● YOUR TASK
Copy out the data below verbatim.

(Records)
:::
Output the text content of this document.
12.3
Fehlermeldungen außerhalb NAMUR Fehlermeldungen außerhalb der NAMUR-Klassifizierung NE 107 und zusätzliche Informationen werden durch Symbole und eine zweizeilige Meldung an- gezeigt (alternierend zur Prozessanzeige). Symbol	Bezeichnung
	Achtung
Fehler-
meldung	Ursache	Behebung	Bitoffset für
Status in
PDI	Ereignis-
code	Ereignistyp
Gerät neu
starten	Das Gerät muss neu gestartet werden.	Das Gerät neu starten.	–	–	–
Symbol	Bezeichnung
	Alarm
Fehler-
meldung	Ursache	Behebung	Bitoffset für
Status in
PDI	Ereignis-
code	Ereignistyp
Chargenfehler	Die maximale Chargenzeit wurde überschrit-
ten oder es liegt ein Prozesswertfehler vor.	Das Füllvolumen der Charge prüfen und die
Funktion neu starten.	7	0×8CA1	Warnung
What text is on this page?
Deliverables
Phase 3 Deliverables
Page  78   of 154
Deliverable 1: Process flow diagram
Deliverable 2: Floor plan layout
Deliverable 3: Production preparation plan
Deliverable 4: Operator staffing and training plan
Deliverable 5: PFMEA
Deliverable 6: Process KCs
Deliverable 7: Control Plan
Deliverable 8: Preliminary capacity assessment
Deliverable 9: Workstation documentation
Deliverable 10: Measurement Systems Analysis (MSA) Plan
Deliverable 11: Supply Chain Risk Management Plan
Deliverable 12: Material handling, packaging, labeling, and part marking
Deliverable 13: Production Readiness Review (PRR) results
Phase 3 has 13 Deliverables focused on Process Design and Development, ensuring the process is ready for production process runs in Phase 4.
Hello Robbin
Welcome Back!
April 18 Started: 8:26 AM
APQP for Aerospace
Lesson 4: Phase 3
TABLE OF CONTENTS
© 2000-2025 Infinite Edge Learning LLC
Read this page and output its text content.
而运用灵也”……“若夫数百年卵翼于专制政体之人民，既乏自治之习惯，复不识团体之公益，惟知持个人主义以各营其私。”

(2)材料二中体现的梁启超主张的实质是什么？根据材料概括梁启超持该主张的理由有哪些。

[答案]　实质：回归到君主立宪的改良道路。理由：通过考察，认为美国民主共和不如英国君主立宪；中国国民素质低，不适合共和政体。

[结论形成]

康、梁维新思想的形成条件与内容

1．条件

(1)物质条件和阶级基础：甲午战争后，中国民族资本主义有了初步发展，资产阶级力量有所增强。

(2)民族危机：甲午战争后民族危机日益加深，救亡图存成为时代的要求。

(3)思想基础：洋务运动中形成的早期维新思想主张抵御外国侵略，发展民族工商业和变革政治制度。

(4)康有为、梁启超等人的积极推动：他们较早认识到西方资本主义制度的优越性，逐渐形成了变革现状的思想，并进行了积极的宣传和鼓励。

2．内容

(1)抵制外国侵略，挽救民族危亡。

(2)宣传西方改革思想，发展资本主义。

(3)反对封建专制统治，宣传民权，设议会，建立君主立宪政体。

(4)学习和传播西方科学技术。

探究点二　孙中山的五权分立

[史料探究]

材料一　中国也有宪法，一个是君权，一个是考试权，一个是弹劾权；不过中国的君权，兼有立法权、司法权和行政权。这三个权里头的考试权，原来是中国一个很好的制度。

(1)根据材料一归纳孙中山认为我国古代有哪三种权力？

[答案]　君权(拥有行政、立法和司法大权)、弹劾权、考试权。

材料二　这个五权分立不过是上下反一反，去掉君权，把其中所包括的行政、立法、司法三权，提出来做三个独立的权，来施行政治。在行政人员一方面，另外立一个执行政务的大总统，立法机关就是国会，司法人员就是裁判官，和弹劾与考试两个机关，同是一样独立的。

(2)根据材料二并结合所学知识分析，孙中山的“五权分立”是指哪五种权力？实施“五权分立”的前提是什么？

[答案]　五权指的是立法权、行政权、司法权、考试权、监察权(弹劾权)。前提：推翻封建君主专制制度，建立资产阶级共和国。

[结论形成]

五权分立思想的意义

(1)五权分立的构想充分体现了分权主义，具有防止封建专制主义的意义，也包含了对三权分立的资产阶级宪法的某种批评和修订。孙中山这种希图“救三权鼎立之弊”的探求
:::
● SOLUTION FOR THIS PROBLEM
Output the text content of this document.
12.3
Fehlermeldungen außerhalb NAMUR Fehlermeldungen außerhalb der NAMUR-Klassifizierung NE 107 und zusätzliche Informationen werden durch Symbole und eine zweizeilige Meldung an- gezeigt (alternierend zur Prozessanzeige). Symbol	Bezeichnung
	Achtung
Fehler-
meldung	Ursache	Behebung	Bitoffset für
Status in
PDI	Ereignis-
code	Ereignistyp
Gerät neu
starten	Das Gerät muss neu gestartet werden.	Das Gerät neu starten.	–	–	–
Symbol	Bezeichnung
	Alarm
Fehler-
meldung	Ursache	Behebung	Bitoffset für
Status in
PDI	Ereignis-
code	Ereignistyp
Chargenfehler	Die maximale Chargenzeit wurde überschrit-
ten oder es liegt ein Prozesswertfehler vor.	Das Füllvolumen der Charge prüfen und die
Funktion neu starten.	7	0×8CA1	Warnung
What text is on this page?
Deliverables
Phase 3 Deliverables
Page  78   of 154
Deliverable 1: Process flow diagram
Deliverable 2: Floor plan layout
Deliverable 3: Production preparation plan
Deliverable 4: Operator staffing and training plan
Deliverable 5: PFMEA
Deliverable 6: Process KCs
Deliverable 7: Control Plan
Deliverable 8: Preliminary capacity assessment
Deliverable 9: Workstation documentation
Deliverable 10: Measurement Systems Analysis (MSA) Plan
Deliverable 11: Supply Chain Risk Management Plan
Deliverable 12: Material handling, packaging, labeling, and part marking
Deliverable 13: Production Readiness Review (PRR) results
Phase 3 has 13 Deliverables focused on Process Design and Development, ensuring the process is ready for production process runs in Phase 4.
Hello Robbin
Welcome Back!
April 18 Started: 8:26 AM
APQP for Aerospace
Lesson 4: Phase 3
TABLE OF CONTENTS
© 2000-2025 Infinite Edge Learning LLC
Read this page and output its text content.
而运用灵也”……“若夫数百年卵翼于专制政体之人民，既乏自治之习惯，复不识团体之公益，惟知持个人主义以各营其私。”

(2)材料二中体现的梁启超主张的实质是什么？根据材料概括梁启超持该主张的理由有哪些。

[答案]　实质：回归到君主立宪的改良道路。理由：通过考察，认为美国民主共和不如英国君主立宪；中国国民素质低，不适合共和政体。

[结论形成]

康、梁维新思想的形成条件与内容

1．条件

(1)物质条件和阶级基础：甲午战争后，中国民族资本主义有了初步发展，资产阶级力量有所增强。

(2)民族危机：甲午战争后民族危机日益加深，救亡图存成为时代的要求。

(3)思想基础：洋务运动中形成的早期维新思想主张抵御外国侵略，发展民族工商业和变革政治制度。

(4)康有为、梁启超等人的积极推动：他们较早认识到西方资本主义制度的优越性，逐渐形成了变革现状的思想，并进行了积极的宣传和鼓励。

2．内容

(1)抵制外国侵略，挽救民族危亡。

(2)宣传西方改革思想，发展资本主义。

(3)反对封建专制统治，宣传民权，设议会，建立君主立宪政体。

(4)学习和传播西方科学技术。

探究点二　孙中山的五权分立

[史料探究]

材料一　中国也有宪法，一个是君权，一个是考试权，一个是弹劾权；不过中国的君权，兼有立法权、司法权和行政权。这三个权里头的考试权，原来是中国一个很好的制度。

(1)根据材料一归纳孙中山认为我国古代有哪三种权力？

[答案]　君权(拥有行政、立法和司法大权)、弹劾权、考试权。

材料二　这个五权分立不过是上下反一反，去掉君权，把其中所包括的行政、立法、司法三权，提出来做三个独立的权，来施行政治。在行政人员一方面，另外立一个执行政务的大总统，立法机关就是国会，司法人员就是裁判官，和弹劾与考试两个机关，同是一样独立的。

(2)根据材料二并结合所学知识分析，孙中山的“五权分立”是指哪五种权力？实施“五权分立”的前提是什么？

[答案]　五权指的是立法权、行政权、司法权、考试权、监察权(弹劾权)。前提：推翻封建君主专制制度，建立资产阶级共和国。

[结论形成]

五权分立思想的意义

(1)五权分立的构想充分体现了分权主义，具有防止封建专制主义的意义，也包含了对三权分立的资产阶级宪法的某种批评和修订。孙中山这种希图“救三权鼎立之弊”的探求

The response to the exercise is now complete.